## [EXERCISE DETAILS]
Return all lines from the listing below in which the string "with" occurs.

## [INPUT]
┌──

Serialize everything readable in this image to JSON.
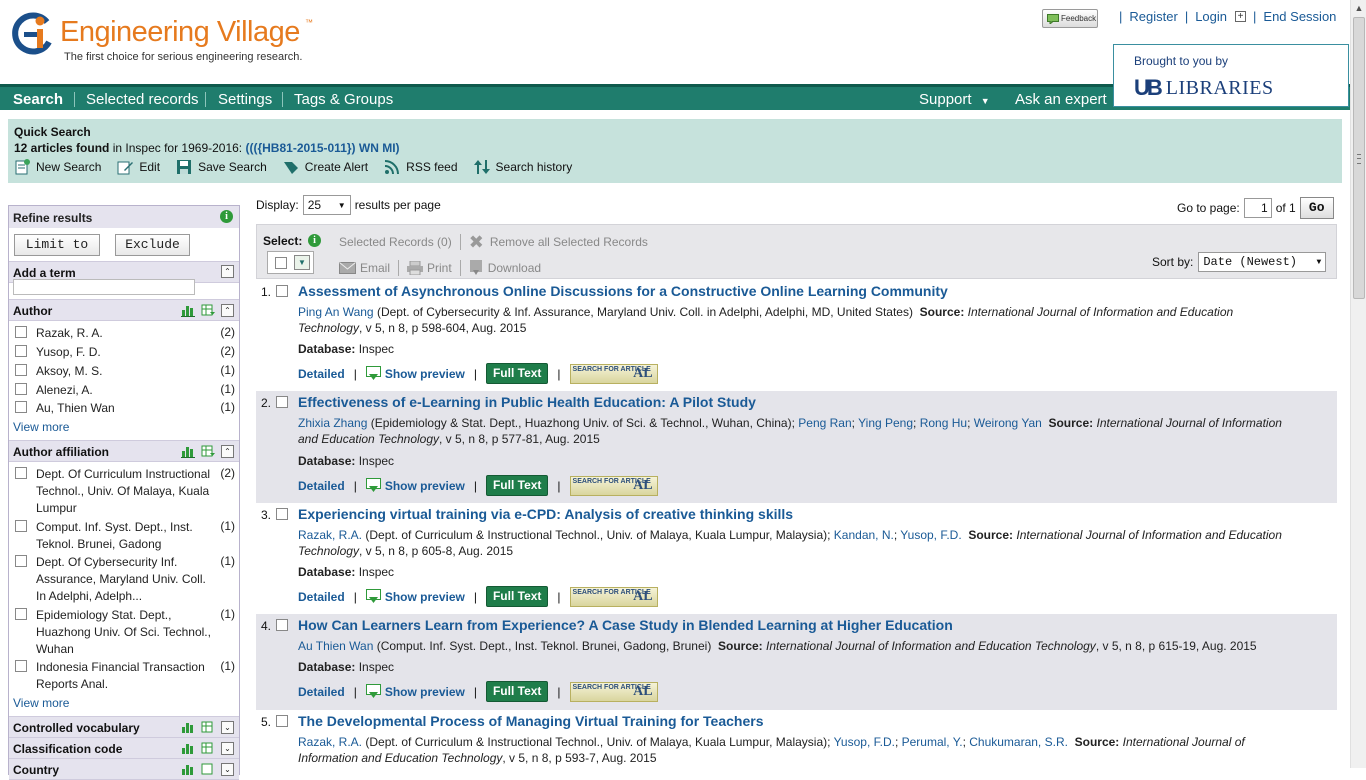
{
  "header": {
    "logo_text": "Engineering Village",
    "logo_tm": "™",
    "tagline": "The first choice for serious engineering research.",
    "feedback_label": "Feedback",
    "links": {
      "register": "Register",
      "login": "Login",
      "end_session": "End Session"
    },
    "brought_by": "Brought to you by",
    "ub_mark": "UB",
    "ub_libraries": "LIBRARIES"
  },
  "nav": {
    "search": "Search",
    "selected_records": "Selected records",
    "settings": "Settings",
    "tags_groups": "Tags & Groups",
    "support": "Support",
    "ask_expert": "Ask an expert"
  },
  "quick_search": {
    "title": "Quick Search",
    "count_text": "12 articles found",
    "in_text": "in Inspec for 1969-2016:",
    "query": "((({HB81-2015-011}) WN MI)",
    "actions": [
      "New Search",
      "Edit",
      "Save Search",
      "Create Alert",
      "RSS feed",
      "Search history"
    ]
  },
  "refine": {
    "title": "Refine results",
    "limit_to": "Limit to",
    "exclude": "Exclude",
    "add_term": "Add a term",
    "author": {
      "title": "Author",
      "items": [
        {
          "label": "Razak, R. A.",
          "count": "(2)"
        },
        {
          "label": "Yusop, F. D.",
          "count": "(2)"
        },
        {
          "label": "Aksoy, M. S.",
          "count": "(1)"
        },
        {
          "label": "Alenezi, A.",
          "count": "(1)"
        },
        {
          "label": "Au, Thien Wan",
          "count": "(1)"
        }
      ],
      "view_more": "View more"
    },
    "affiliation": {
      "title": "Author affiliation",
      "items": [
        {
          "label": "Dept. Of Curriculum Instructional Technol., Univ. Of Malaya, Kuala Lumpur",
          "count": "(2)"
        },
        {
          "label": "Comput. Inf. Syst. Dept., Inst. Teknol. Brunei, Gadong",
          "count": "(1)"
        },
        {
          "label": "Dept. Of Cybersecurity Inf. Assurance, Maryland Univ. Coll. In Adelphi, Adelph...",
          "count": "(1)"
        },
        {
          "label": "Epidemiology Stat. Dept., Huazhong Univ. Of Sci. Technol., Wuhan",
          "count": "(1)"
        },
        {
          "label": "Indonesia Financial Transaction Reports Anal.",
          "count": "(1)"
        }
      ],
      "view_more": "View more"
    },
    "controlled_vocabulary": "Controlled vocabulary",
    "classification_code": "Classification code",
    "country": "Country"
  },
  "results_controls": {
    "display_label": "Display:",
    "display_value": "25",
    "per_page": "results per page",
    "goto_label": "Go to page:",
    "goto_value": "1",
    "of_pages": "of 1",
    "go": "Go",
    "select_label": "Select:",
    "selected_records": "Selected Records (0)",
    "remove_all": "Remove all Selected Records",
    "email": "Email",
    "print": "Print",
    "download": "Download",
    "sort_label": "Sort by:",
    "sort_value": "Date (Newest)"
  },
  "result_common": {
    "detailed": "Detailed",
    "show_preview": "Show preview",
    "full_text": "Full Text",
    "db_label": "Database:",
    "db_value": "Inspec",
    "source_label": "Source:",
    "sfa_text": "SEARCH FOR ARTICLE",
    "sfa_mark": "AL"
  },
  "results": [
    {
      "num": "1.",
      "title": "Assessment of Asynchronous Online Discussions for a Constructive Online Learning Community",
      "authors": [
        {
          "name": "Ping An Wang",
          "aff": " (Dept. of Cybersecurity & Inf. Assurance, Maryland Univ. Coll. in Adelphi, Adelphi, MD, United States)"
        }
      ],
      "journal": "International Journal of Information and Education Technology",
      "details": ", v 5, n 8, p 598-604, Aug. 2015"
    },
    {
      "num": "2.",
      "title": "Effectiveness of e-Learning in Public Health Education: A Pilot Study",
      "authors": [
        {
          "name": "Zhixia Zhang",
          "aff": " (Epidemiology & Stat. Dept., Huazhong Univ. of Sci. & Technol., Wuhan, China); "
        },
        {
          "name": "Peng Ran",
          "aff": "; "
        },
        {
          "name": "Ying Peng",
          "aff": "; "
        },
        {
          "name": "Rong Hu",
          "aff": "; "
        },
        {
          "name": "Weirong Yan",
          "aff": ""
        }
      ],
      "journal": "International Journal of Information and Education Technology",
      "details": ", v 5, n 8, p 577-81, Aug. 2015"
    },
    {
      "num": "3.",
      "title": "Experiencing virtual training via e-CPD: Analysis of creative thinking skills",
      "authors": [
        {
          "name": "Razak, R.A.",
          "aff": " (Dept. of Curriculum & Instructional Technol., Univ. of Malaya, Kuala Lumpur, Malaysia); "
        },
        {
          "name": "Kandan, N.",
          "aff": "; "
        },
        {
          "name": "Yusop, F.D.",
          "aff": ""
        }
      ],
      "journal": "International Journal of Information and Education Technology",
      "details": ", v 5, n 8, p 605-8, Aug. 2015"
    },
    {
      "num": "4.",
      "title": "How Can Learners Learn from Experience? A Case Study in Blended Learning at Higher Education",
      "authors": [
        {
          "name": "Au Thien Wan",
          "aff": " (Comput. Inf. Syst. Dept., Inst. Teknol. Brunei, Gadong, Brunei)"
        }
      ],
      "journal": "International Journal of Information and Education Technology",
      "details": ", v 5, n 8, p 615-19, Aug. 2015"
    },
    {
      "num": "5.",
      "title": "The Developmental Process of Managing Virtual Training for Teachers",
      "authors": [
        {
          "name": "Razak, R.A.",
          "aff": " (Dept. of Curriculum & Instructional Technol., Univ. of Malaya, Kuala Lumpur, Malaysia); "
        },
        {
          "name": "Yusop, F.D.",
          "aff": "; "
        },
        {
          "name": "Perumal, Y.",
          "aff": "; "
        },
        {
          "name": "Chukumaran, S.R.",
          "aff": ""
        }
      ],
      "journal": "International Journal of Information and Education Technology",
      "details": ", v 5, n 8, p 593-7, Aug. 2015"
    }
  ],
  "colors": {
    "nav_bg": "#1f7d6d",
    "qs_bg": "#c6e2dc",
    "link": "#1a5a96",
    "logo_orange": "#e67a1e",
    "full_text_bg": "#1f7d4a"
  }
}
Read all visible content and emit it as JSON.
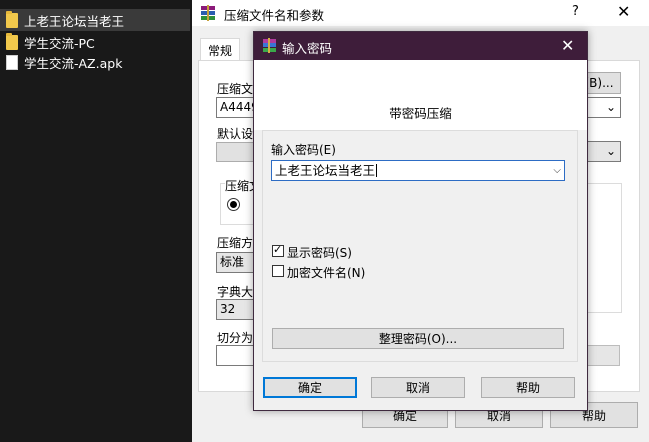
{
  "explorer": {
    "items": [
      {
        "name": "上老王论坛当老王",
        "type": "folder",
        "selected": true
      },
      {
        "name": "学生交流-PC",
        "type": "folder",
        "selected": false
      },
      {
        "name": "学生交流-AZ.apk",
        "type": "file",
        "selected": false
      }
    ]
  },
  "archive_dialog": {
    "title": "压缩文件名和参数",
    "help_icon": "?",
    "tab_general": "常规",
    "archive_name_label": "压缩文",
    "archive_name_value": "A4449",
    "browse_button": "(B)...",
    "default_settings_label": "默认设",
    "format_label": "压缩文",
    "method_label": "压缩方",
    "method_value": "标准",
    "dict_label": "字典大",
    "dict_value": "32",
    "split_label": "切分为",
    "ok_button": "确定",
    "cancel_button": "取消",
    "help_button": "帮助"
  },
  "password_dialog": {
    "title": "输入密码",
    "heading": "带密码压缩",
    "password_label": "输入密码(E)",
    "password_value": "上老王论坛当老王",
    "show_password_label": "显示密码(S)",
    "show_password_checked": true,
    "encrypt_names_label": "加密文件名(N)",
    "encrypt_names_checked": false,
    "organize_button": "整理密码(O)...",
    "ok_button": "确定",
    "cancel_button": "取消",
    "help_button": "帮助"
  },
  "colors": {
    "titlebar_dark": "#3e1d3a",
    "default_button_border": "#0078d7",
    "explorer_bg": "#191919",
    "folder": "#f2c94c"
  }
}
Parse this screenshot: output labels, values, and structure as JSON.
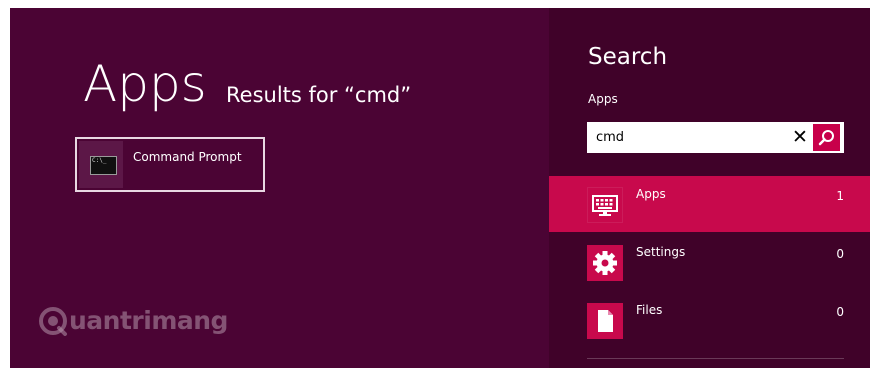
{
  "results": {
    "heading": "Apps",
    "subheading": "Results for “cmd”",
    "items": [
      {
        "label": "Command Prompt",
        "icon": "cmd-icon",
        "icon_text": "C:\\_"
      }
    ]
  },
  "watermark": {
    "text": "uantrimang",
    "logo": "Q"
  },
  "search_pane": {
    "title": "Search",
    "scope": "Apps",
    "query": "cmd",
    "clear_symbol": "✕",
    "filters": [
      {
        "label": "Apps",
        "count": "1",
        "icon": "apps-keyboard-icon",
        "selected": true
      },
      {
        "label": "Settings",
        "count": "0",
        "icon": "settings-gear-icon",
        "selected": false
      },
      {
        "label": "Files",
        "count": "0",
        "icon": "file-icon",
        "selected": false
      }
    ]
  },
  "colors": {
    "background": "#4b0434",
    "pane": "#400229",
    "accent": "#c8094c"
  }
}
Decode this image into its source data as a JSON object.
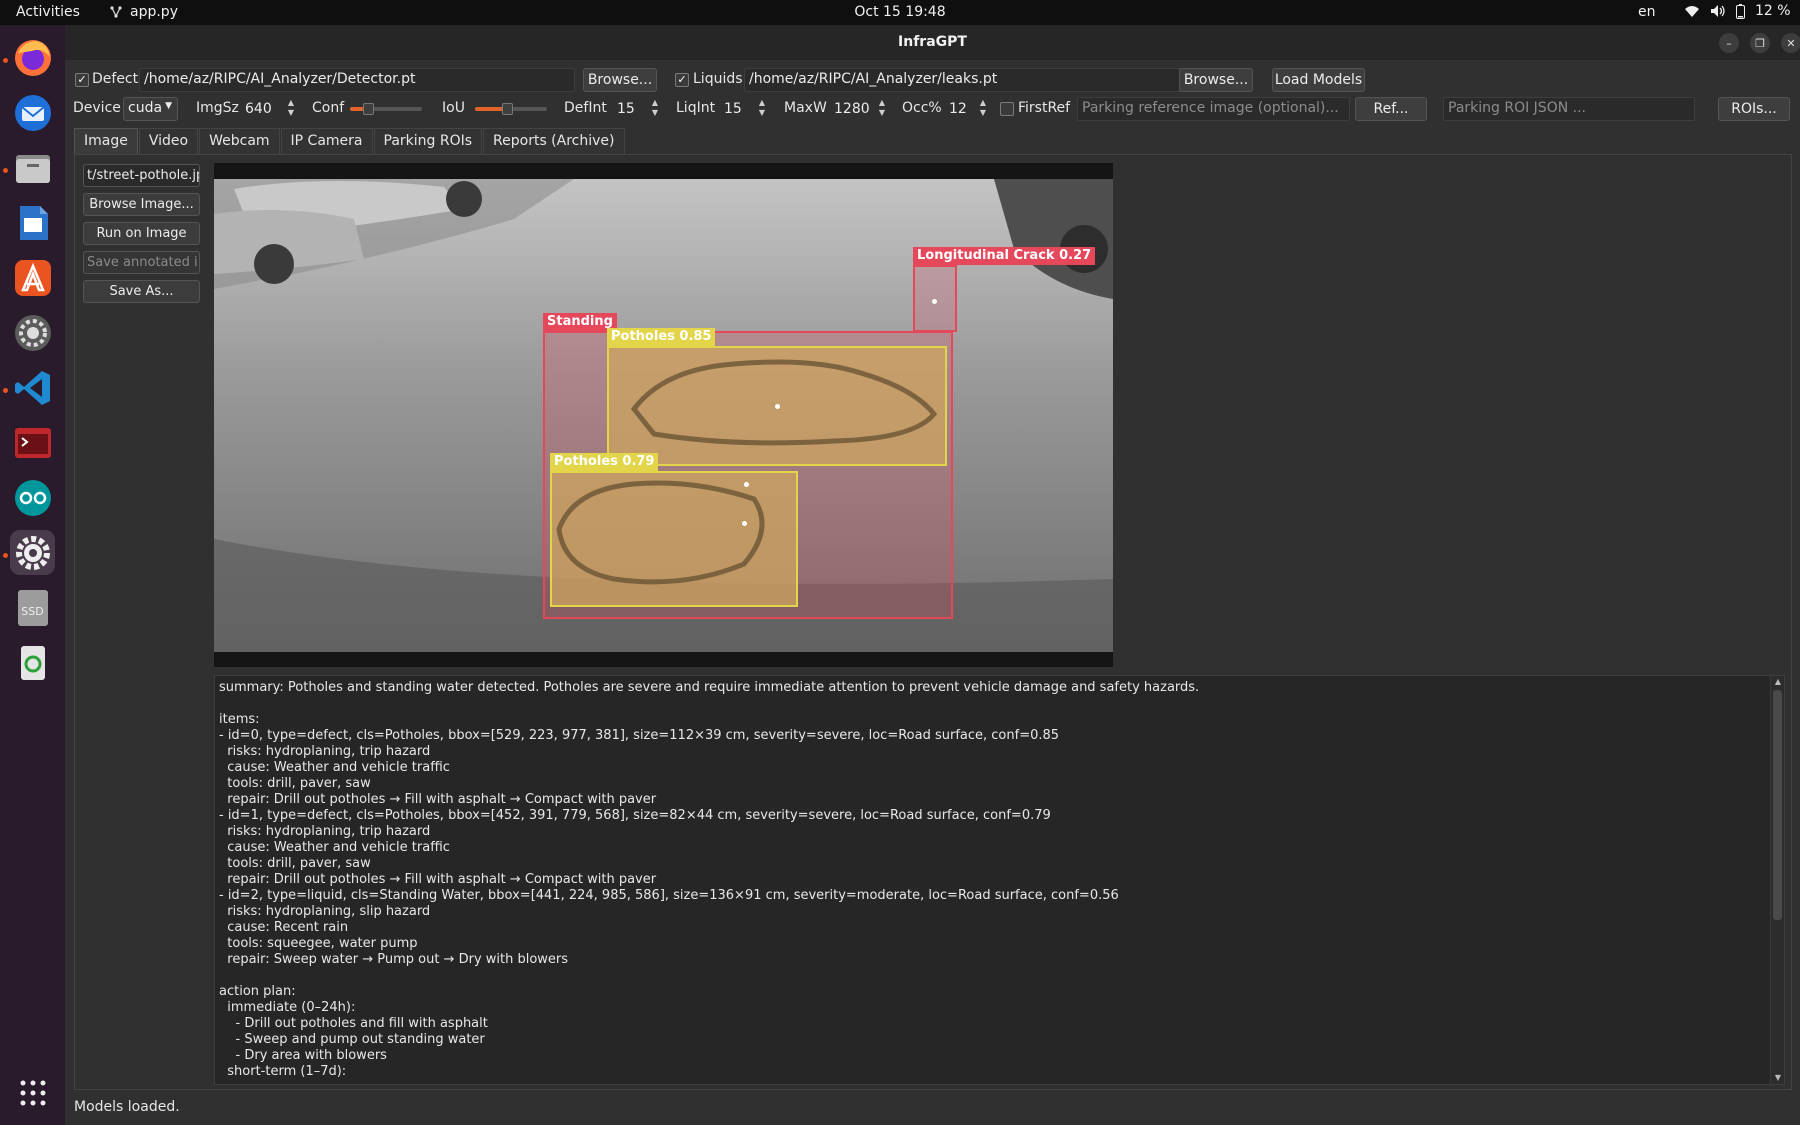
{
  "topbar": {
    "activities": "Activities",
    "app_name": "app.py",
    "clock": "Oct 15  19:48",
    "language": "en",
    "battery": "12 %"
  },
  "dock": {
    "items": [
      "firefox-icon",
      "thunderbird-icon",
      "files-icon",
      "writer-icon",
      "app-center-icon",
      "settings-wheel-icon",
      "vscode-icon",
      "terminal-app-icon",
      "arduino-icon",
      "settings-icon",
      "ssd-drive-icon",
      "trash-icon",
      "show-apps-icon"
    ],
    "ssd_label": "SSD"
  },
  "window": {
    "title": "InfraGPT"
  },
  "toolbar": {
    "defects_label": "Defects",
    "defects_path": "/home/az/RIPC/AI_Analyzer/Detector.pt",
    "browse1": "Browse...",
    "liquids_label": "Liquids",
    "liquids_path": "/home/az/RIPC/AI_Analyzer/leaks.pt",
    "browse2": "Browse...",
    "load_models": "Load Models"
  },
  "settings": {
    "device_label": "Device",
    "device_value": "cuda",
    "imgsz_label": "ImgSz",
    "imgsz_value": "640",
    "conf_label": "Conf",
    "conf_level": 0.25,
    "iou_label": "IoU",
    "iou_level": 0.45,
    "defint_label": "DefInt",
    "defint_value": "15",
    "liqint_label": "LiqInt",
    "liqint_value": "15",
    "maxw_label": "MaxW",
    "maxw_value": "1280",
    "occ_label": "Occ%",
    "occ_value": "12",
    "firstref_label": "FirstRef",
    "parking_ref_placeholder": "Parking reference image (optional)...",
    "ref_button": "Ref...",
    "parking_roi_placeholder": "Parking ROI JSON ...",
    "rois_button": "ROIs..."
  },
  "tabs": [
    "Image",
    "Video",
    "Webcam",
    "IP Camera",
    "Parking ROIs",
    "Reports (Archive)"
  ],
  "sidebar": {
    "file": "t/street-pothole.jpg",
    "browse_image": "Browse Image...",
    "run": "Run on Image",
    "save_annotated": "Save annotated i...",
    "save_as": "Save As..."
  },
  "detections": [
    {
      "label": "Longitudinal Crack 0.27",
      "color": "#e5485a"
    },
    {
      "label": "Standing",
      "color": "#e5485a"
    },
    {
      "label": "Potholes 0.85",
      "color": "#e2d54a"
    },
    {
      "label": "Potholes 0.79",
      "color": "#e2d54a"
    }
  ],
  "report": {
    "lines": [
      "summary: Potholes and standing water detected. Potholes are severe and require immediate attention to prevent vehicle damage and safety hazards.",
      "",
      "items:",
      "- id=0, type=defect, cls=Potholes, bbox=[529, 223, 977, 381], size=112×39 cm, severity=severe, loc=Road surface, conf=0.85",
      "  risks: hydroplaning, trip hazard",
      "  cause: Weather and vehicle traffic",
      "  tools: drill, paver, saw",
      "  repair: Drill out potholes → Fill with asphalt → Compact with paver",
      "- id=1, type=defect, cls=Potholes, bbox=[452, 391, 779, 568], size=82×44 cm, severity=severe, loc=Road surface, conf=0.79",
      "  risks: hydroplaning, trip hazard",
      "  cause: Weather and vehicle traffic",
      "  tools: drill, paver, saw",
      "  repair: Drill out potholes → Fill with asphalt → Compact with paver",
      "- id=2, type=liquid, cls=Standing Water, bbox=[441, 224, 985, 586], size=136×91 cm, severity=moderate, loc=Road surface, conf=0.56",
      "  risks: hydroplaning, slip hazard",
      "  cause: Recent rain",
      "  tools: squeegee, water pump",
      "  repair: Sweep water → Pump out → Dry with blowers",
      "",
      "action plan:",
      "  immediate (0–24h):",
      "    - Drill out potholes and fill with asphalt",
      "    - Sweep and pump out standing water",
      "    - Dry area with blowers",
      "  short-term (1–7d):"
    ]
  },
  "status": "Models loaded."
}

└──

## [PROBLEM SOLUTION]
      "  repair: Drill out potholes → Fill with asphalt → Compact with paver",
      "  repair: Drill out potholes → Fill with asphalt → Compact with paver",
      "  repair: Sweep water → Pump out → Dry with blowers",
      "    - Drill out potholes and fill with asphalt",
      "    - Dry area with blowers",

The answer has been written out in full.